Figure data in JSON:
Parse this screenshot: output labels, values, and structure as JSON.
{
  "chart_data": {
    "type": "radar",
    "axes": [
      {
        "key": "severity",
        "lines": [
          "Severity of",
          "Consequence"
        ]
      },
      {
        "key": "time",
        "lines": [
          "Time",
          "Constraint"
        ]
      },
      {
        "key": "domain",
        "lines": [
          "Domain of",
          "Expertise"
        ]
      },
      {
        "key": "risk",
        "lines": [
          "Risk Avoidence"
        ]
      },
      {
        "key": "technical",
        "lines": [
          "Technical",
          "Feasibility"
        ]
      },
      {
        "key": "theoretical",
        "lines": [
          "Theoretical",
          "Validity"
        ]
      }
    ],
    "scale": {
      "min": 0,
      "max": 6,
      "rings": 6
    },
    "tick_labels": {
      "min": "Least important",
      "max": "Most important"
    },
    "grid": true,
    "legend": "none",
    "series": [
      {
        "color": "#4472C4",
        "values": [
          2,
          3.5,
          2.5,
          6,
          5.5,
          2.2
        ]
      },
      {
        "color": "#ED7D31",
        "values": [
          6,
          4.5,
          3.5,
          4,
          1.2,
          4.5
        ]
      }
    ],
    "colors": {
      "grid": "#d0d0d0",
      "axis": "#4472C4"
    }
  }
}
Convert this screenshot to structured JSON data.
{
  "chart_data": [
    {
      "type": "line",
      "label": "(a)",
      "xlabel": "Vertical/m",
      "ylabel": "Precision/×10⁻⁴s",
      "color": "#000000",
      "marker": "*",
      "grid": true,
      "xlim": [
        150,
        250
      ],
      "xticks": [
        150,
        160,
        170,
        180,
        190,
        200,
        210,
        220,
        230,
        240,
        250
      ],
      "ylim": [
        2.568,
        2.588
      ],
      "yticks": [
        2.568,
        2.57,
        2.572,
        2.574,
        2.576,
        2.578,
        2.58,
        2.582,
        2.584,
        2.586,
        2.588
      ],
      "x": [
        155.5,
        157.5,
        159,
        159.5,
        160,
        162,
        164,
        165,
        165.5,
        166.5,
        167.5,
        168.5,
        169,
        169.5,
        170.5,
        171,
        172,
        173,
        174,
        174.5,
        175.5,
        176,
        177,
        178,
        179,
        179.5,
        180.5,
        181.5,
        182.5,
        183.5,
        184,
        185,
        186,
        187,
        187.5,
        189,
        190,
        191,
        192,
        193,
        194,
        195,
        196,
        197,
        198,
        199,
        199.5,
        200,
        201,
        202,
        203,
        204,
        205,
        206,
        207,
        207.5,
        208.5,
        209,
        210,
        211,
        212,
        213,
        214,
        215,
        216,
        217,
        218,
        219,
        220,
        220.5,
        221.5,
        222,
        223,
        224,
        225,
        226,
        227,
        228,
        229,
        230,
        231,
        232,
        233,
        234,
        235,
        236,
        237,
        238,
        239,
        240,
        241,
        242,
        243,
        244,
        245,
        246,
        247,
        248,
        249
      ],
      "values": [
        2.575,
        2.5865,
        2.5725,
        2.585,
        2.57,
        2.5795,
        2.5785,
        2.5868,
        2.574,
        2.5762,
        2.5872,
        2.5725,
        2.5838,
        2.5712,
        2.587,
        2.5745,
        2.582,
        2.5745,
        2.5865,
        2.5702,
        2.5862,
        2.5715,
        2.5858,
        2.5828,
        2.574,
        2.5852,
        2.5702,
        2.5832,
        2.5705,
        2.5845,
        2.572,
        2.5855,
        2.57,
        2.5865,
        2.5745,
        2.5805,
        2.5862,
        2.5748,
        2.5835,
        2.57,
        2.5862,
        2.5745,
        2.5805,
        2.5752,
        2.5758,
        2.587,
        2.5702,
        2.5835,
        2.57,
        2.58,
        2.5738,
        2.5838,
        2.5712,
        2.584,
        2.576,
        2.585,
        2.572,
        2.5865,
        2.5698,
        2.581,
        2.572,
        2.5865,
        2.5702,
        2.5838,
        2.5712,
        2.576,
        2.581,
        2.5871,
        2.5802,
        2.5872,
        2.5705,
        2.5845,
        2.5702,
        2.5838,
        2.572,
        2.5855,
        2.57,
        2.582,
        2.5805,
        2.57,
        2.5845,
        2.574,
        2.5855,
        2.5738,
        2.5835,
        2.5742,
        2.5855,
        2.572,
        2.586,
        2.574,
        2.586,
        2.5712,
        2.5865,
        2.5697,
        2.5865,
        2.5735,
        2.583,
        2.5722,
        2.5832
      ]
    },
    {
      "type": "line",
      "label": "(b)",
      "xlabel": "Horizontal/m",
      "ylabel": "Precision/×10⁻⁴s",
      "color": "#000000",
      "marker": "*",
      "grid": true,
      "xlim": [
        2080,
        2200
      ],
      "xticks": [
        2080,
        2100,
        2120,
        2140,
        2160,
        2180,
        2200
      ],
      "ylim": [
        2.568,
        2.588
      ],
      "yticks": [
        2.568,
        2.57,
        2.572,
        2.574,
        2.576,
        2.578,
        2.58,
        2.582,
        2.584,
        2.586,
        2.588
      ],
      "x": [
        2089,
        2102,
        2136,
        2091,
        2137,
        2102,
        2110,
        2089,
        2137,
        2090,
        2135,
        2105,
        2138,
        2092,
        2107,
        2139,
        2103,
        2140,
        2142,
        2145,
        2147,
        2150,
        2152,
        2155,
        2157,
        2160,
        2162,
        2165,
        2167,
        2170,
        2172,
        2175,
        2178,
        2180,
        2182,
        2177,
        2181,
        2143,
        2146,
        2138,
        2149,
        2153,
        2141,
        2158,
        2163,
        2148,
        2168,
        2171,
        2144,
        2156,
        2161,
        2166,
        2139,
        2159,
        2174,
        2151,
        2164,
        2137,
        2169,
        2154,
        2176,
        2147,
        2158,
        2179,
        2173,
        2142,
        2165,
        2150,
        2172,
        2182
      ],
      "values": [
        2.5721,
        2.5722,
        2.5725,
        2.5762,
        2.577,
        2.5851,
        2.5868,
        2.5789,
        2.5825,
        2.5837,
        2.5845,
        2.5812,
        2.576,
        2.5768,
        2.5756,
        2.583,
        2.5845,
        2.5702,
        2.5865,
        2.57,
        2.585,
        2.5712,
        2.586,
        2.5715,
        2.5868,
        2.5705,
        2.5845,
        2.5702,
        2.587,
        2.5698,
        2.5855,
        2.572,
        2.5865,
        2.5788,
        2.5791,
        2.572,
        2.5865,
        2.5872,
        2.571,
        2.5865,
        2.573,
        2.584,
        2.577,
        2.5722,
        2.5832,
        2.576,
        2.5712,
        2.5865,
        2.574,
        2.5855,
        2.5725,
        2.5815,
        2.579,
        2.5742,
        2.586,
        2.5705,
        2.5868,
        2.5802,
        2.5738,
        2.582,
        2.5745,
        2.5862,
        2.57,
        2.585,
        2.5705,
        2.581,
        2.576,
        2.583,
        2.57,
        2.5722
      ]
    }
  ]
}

Short task
Every entry in the listing must be retyped exactly.

Answer to the exercise
Parse this screenshot: output labels, values, and structure as JSON.
{
  "chart_data": {
    "type": "radar",
    "axes": [
      {
        "key": "severity",
        "lines": [
          "Severity of",
          "Consequence"
        ]
      },
      {
        "key": "time",
        "lines": [
          "Time",
          "Constraint"
        ]
      },
      {
        "key": "domain",
        "lines": [
          "Domain of",
          "Expertise"
        ]
      },
      {
        "key": "risk",
        "lines": [
          "Risk Avoidence"
        ]
      },
      {
        "key": "technical",
        "lines": [
          "Technical",
          "Feasibility"
        ]
      },
      {
        "key": "theoretical",
        "lines": [
          "Theoretical",
          "Validity"
        ]
      }
    ],
    "scale": {
      "min": 0,
      "max": 6,
      "rings": 6
    },
    "tick_labels": {
      "min": "Least important",
      "max": "Most important"
    },
    "grid": true,
    "legend": "none",
    "series": [
      {
        "color": "#4472C4",
        "values": [
          2,
          3.5,
          2.5,
          6,
          5.5,
          2.2
        ]
      },
      {
        "color": "#ED7D31",
        "values": [
          6,
          4.5,
          3.5,
          4,
          1.2,
          4.5
        ]
      }
    ],
    "colors": {
      "grid": "#d0d0d0",
      "axis": "#4472C4"
    }
  }
}
Convert this screenshot to structured JSON data.
{
  "chart_data": [
    {
      "type": "line",
      "label": "(a)",
      "xlabel": "Vertical/m",
      "ylabel": "Precision/×10⁻⁴s",
      "color": "#000000",
      "marker": "*",
      "grid": true,
      "xlim": [
        150,
        250
      ],
      "xticks": [
        150,
        160,
        170,
        180,
        190,
        200,
        210,
        220,
        230,
        240,
        250
      ],
      "ylim": [
        2.568,
        2.588
      ],
      "yticks": [
        2.568,
        2.57,
        2.572,
        2.574,
        2.576,
        2.578,
        2.58,
        2.582,
        2.584,
        2.586,
        2.588
      ],
      "x": [
        155.5,
        157.5,
        159,
        159.5,
        160,
        162,
        164,
        165,
        165.5,
        166.5,
        167.5,
        168.5,
        169,
        169.5,
        170.5,
        171,
        172,
        173,
        174,
        174.5,
        175.5,
        176,
        177,
        178,
        179,
        179.5,
        180.5,
        181.5,
        182.5,
        183.5,
        184,
        185,
        186,
        187,
        187.5,
        189,
        190,
        191,
        192,
        193,
        194,
        195,
        196,
        197,
        198,
        199,
        199.5,
        200,
        201,
        202,
        203,
        204,
        205,
        206,
        207,
        207.5,
        208.5,
        209,
        210,
        211,
        212,
        213,
        214,
        215,
        216,
        217,
        218,
        219,
        220,
        220.5,
        221.5,
        222,
        223,
        224,
        225,
        226,
        227,
        228,
        229,
        230,
        231,
        232,
        233,
        234,
        235,
        236,
        237,
        238,
        239,
        240,
        241,
        242,
        243,
        244,
        245,
        246,
        247,
        248,
        249
      ],
      "values": [
        2.575,
        2.5865,
        2.5725,
        2.585,
        2.57,
        2.5795,
        2.5785,
        2.5868,
        2.574,
        2.5762,
        2.5872,
        2.5725,
        2.5838,
        2.5712,
        2.587,
        2.5745,
        2.582,
        2.5745,
        2.5865,
        2.5702,
        2.5862,
        2.5715,
        2.5858,
        2.5828,
        2.574,
        2.5852,
        2.5702,
        2.5832,
        2.5705,
        2.5845,
        2.572,
        2.5855,
        2.57,
        2.5865,
        2.5745,
        2.5805,
        2.5862,
        2.5748,
        2.5835,
        2.57,
        2.5862,
        2.5745,
        2.5805,
        2.5752,
        2.5758,
        2.587,
        2.5702,
        2.5835,
        2.57,
        2.58,
        2.5738,
        2.5838,
        2.5712,
        2.584,
        2.576,
        2.585,
        2.572,
        2.5865,
        2.5698,
        2.581,
        2.572,
        2.5865,
        2.5702,
        2.5838,
        2.5712,
        2.576,
        2.581,
        2.5871,
        2.5802,
        2.5872,
        2.5705,
        2.5845,
        2.5702,
        2.5838,
        2.572,
        2.5855,
        2.57,
        2.582,
        2.5805,
        2.57,
        2.5845,
        2.574,
        2.5855,
        2.5738,
        2.5835,
        2.5742,
        2.5855,
        2.572,
        2.586,
        2.574,
        2.586,
        2.5712,
        2.5865,
        2.5697,
        2.5865,
        2.5735,
        2.583,
        2.5722,
        2.5832
      ]
    },
    {
      "type": "line",
      "label": "(b)",
      "xlabel": "Horizontal/m",
      "ylabel": "Precision/×10⁻⁴s",
      "color": "#000000",
      "marker": "*",
      "grid": true,
      "xlim": [
        2080,
        2200
      ],
      "xticks": [
        2080,
        2100,
        2120,
        2140,
        2160,
        2180,
        2200
      ],
      "ylim": [
        2.568,
        2.588
      ],
      "yticks": [
        2.568,
        2.57,
        2.572,
        2.574,
        2.576,
        2.578,
        2.58,
        2.582,
        2.584,
        2.586,
        2.588
      ],
      "x": [
        2089,
        2102,
        2136,
        2091,
        2137,
        2102,
        2110,
        2089,
        2137,
        2090,
        2135,
        2105,
        2138,
        2092,
        2107,
        2139,
        2103,
        2140,
        2142,
        2145,
        2147,
        2150,
        2152,
        2155,
        2157,
        2160,
        2162,
        2165,
        2167,
        2170,
        2172,
        2175,
        2178,
        2180,
        2182,
        2177,
        2181,
        2143,
        2146,
        2138,
        2149,
        2153,
        2141,
        2158,
        2163,
        2148,
        2168,
        2171,
        2144,
        2156,
        2161,
        2166,
        2139,
        2159,
        2174,
        2151,
        2164,
        2137,
        2169,
        2154,
        2176,
        2147,
        2158,
        2179,
        2173,
        2142,
        2165,
        2150,
        2172,
        2182
      ],
      "values": [
        2.5721,
        2.5722,
        2.5725,
        2.5762,
        2.577,
        2.5851,
        2.5868,
        2.5789,
        2.5825,
        2.5837,
        2.5845,
        2.5812,
        2.576,
        2.5768,
        2.5756,
        2.583,
        2.5845,
        2.5702,
        2.5865,
        2.57,
        2.585,
        2.5712,
        2.586,
        2.5715,
        2.5868,
        2.5705,
        2.5845,
        2.5702,
        2.587,
        2.5698,
        2.5855,
        2.572,
        2.5865,
        2.5788,
        2.5791,
        2.572,
        2.5865,
        2.5872,
        2.571,
        2.5865,
        2.573,
        2.584,
        2.577,
        2.5722,
        2.5832,
        2.576,
        2.5712,
        2.5865,
        2.574,
        2.5855,
        2.5725,
        2.5815,
        2.579,
        2.5742,
        2.586,
        2.5705,
        2.5868,
        2.5802,
        2.5738,
        2.582,
        2.5745,
        2.5862,
        2.57,
        2.585,
        2.5705,
        2.581,
        2.576,
        2.583,
        2.57,
        2.5722
      ]
    }
  ]
}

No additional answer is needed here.